*PROVIDED RECORDS*:
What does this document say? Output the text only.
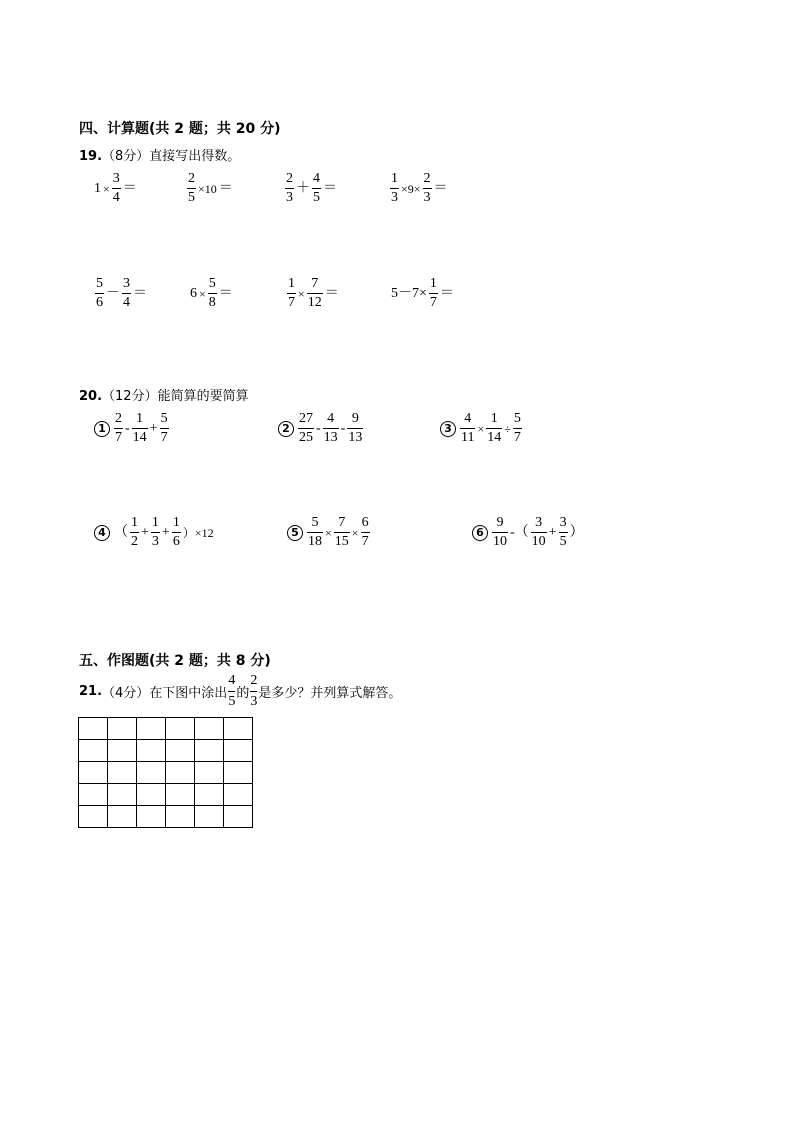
四、计算题(共 2 题；共 20 分)
19.（8分）直接写出得数。
$1 \times \frac{3}{4}$ ＝	$\frac{2}{5} \times 10$ ＝	$\frac{2}{3} + \frac{4}{5}$ ＝	$\frac{1}{3} \times 9\times \frac{2}{3}$ ＝
$\frac{5}{6} - \frac{3}{4}$ ＝	$6 \times \frac{5}{8}$ ＝	$\frac{1}{7} \times \frac{7}{12}$ ＝	$5-7\times \frac{1}{7}$ ＝
20.（12分）能简算的要简算
$1 \frac{2}{7} - \frac{1}{14} + \frac{5}{7}$	$2 \frac{27}{25} - \frac{4}{13} - \frac{9}{13}$	$3 \frac{4}{11} \times \frac{1}{14} \div \frac{5}{7}$
4 （ $\frac{1}{2} + \frac{1}{3} + \frac{1}{6} )\times 12$	$5 \frac{5}{18} \times \frac{7}{15} \times \frac{6}{7}$	$6 \frac{9}{10}$ -（ $\frac{3}{10} + \frac{3}{5}$ ）
五、作图题(共 2 题；共 8 分)
21. （4分）在下图中涂出 $\frac{4}{5}$ 的 $\frac{2}{3}$ 是多少？并列算式解答。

*PROBLEM TO SOLVE*:
Select and copy every line of the listing with the word "frac".

*WRITTEN RESPONSE*:
$1 \times \frac{3}{4}$ ＝	$\frac{2}{5} \times 10$ ＝	$\frac{2}{3} + \frac{4}{5}$ ＝	$\frac{1}{3} \times 9\times \frac{2}{3}$ ＝
$\frac{5}{6} - \frac{3}{4}$ ＝	$6 \times \frac{5}{8}$ ＝	$\frac{1}{7} \times \frac{7}{12}$ ＝	$5-7\times \frac{1}{7}$ ＝
$1 \frac{2}{7} - \frac{1}{14} + \frac{5}{7}$	$2 \frac{27}{25} - \frac{4}{13} - \frac{9}{13}$	$3 \frac{4}{11} \times \frac{1}{14} \div \frac{5}{7}$
4 （ $\frac{1}{2} + \frac{1}{3} + \frac{1}{6} )\times 12$	$5 \frac{5}{18} \times \frac{7}{15} \times \frac{6}{7}$	$6 \frac{9}{10}$ -（ $\frac{3}{10} + \frac{3}{5}$ ）
21. （4分）在下图中涂出 $\frac{4}{5}$ 的 $\frac{2}{3}$ 是多少？并列算式解答。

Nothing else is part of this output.